**TASK DIRECTIONS**
Read through the data and report every line in which the word "Dendritic" occurs.

**** THE RECORDS ****

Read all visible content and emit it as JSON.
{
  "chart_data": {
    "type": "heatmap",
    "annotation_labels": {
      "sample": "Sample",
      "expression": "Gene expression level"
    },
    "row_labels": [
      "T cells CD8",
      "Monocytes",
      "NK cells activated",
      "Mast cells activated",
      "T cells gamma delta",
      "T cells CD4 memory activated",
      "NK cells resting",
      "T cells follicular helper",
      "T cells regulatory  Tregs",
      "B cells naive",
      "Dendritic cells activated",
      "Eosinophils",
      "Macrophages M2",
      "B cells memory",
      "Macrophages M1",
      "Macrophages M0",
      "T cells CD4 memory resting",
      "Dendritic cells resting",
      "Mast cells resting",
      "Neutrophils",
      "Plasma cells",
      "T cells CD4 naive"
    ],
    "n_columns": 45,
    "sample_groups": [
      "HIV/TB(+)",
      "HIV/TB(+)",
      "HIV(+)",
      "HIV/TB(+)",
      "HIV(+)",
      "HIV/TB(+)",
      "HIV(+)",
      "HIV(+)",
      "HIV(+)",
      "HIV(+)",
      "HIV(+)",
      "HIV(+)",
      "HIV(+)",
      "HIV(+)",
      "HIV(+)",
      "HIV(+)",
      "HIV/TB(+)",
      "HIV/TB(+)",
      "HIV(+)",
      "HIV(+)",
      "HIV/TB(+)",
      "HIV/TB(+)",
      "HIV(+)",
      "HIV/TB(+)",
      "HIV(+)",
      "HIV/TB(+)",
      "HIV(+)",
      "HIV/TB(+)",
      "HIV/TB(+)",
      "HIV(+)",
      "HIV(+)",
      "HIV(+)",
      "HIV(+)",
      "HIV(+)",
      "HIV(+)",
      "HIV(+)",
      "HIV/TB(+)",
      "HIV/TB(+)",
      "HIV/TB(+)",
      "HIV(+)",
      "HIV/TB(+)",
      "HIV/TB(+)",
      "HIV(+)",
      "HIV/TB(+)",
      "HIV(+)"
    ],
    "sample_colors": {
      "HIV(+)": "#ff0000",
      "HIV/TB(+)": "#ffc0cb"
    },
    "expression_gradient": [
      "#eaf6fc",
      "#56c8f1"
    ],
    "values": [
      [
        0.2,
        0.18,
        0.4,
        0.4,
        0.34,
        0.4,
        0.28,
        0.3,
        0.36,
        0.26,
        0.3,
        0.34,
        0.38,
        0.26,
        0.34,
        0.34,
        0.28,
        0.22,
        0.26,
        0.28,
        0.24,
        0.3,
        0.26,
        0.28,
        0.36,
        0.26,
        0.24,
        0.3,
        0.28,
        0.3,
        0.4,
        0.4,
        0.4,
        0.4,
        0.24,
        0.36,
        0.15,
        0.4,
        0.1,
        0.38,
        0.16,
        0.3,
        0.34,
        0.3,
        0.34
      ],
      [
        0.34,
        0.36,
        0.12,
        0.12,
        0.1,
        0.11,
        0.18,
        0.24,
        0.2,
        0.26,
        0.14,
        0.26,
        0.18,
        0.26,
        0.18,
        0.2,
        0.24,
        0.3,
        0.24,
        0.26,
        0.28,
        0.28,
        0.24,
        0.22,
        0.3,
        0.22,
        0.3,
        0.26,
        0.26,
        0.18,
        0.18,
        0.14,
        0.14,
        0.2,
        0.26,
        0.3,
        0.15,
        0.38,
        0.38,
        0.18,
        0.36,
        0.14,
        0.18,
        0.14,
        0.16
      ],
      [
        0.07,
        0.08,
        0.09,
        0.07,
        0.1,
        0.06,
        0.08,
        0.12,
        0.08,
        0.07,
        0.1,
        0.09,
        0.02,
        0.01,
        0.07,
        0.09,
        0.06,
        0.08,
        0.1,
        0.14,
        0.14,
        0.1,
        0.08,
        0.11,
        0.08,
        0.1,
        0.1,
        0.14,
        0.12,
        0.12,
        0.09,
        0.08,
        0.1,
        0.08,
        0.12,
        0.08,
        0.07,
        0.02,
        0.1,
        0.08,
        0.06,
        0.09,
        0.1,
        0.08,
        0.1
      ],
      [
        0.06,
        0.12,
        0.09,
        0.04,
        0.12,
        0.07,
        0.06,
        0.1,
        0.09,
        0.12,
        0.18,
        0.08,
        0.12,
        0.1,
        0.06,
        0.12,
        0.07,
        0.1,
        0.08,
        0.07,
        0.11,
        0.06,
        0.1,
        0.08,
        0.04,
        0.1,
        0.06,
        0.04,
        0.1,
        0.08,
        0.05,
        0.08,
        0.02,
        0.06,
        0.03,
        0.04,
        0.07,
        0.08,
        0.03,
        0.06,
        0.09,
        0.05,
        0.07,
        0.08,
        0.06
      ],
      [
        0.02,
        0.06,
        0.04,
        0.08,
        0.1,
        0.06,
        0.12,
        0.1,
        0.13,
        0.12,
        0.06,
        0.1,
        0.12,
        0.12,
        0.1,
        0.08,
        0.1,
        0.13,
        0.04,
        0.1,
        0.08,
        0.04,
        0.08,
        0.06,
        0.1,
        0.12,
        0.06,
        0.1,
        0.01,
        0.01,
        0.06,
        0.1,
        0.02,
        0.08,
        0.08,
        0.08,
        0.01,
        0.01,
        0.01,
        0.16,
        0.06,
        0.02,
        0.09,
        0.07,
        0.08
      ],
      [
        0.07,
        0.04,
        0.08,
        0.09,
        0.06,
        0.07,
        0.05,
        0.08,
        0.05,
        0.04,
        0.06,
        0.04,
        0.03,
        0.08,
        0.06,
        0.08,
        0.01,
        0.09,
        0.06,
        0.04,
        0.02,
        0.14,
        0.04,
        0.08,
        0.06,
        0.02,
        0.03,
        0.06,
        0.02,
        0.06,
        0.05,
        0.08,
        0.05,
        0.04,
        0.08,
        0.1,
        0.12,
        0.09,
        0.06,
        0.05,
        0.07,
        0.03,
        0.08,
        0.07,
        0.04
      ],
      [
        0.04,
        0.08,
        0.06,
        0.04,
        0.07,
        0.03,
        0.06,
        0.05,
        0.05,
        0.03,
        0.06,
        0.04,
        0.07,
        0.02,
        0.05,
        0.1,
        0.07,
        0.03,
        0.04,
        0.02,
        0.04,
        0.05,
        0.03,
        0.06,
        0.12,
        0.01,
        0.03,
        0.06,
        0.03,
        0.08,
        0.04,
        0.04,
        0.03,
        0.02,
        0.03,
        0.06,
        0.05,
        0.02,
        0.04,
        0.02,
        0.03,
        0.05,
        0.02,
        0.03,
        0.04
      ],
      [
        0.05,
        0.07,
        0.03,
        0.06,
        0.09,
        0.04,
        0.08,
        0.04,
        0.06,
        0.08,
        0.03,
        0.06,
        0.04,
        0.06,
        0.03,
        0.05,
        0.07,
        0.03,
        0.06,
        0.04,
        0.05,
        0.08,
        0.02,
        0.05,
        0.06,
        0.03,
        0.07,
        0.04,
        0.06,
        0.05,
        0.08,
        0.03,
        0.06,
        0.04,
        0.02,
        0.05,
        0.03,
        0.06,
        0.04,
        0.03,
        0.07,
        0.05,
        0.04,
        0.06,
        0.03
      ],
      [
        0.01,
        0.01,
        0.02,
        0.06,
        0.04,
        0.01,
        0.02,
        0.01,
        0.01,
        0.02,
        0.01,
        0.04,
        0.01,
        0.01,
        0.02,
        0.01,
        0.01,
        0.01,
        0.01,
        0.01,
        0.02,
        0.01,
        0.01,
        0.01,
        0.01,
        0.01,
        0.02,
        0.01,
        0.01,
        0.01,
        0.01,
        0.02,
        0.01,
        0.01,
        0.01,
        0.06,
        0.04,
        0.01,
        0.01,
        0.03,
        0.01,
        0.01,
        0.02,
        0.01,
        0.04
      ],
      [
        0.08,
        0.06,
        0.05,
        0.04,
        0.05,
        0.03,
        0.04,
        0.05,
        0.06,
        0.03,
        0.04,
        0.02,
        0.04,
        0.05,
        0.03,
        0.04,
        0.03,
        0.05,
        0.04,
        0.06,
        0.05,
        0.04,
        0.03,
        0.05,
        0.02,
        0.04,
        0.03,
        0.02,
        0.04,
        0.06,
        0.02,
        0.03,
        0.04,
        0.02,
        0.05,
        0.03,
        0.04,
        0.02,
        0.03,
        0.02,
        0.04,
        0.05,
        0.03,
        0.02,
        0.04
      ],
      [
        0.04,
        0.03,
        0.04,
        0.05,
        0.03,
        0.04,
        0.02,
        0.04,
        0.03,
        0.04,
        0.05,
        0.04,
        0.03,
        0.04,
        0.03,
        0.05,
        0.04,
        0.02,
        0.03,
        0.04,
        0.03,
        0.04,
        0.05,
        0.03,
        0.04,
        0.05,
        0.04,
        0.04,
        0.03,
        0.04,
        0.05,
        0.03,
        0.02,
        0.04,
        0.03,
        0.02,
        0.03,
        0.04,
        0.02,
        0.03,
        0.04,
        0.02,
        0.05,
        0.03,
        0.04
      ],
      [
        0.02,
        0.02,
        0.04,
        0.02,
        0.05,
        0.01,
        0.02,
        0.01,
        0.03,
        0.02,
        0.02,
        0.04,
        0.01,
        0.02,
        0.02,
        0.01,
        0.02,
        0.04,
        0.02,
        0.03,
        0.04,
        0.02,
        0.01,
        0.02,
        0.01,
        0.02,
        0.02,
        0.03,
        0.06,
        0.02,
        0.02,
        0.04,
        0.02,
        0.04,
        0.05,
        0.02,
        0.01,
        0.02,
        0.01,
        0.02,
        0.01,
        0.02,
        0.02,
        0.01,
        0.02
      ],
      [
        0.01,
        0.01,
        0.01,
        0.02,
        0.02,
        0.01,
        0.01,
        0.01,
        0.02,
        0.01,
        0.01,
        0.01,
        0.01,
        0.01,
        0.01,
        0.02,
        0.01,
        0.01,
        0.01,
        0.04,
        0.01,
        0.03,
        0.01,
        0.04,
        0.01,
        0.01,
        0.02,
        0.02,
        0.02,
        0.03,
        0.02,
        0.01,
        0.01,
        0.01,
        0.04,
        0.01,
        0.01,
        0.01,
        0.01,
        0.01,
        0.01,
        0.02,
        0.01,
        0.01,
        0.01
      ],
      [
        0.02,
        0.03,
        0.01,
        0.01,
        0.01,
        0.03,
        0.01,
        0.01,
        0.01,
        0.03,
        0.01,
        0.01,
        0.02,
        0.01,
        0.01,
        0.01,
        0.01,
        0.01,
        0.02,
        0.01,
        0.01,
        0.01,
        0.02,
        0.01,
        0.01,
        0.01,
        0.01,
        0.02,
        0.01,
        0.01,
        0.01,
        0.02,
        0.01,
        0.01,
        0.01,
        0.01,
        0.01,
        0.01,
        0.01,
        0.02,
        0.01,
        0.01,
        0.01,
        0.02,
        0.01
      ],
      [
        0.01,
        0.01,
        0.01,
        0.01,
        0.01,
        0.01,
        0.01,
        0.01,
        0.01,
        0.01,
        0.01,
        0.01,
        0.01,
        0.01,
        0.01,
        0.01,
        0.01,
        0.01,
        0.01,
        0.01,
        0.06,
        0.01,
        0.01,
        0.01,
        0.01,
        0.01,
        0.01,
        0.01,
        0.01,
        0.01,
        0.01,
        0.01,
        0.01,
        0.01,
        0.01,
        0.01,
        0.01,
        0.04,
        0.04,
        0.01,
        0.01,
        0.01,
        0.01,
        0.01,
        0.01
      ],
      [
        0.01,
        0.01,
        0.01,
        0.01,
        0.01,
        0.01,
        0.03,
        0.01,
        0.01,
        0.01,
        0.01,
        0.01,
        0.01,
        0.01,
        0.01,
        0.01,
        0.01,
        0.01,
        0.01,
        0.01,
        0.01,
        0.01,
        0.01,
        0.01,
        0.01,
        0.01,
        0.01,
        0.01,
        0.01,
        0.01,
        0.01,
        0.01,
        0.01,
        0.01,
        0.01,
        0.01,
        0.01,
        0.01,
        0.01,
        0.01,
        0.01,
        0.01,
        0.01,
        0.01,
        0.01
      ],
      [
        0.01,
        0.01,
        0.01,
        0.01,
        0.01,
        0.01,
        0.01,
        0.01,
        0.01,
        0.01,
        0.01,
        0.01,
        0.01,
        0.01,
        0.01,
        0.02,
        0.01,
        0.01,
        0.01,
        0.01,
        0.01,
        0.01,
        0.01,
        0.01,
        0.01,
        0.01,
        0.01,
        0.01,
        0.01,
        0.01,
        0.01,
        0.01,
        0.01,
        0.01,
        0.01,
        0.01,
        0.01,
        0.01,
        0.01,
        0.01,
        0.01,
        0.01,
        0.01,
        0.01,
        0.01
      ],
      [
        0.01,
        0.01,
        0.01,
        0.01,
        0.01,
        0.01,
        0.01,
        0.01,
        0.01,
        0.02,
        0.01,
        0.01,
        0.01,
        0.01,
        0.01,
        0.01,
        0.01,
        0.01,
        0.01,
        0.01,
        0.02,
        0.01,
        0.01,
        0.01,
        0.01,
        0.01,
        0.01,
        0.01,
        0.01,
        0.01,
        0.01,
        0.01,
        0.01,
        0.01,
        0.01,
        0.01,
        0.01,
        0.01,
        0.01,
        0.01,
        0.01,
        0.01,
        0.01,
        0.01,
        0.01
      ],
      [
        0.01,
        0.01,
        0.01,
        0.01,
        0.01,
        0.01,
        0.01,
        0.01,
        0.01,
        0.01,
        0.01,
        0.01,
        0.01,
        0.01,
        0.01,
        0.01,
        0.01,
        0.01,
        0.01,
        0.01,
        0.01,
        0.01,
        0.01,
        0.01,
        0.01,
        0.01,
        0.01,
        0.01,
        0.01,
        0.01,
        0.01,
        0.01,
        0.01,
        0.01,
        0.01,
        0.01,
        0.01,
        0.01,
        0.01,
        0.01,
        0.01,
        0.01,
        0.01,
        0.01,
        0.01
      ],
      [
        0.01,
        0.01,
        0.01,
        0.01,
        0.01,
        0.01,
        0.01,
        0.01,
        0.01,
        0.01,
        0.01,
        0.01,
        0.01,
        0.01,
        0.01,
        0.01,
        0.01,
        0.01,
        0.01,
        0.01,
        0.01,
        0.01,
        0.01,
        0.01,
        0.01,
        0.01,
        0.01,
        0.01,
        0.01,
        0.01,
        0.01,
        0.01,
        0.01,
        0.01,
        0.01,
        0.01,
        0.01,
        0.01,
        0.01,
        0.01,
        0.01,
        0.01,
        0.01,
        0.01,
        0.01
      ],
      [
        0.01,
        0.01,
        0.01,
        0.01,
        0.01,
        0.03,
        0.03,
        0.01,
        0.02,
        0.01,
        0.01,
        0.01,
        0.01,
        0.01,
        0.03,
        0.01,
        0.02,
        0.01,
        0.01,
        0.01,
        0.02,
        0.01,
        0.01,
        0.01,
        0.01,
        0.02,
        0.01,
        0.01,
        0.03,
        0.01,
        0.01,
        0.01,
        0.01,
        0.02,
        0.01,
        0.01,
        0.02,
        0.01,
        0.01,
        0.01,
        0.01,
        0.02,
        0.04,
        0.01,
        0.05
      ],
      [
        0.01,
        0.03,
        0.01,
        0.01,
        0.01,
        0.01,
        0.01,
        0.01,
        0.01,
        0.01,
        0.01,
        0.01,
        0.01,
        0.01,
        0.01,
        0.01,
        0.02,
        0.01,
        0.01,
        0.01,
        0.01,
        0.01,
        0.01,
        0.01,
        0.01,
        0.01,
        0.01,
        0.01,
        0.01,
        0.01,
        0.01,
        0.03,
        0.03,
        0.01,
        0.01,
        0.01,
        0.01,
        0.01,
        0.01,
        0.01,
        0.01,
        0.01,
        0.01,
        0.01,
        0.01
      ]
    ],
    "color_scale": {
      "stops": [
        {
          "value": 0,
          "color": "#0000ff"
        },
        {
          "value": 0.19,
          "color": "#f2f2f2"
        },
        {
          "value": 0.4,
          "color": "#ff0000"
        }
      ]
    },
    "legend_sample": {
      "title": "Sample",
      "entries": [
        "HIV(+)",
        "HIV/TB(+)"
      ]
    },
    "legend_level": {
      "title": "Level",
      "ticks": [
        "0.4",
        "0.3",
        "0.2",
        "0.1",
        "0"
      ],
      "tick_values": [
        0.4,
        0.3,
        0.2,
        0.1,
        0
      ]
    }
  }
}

****

**RESULT BELOW**
      "Dendritic cells activated",
      "Dendritic cells resting",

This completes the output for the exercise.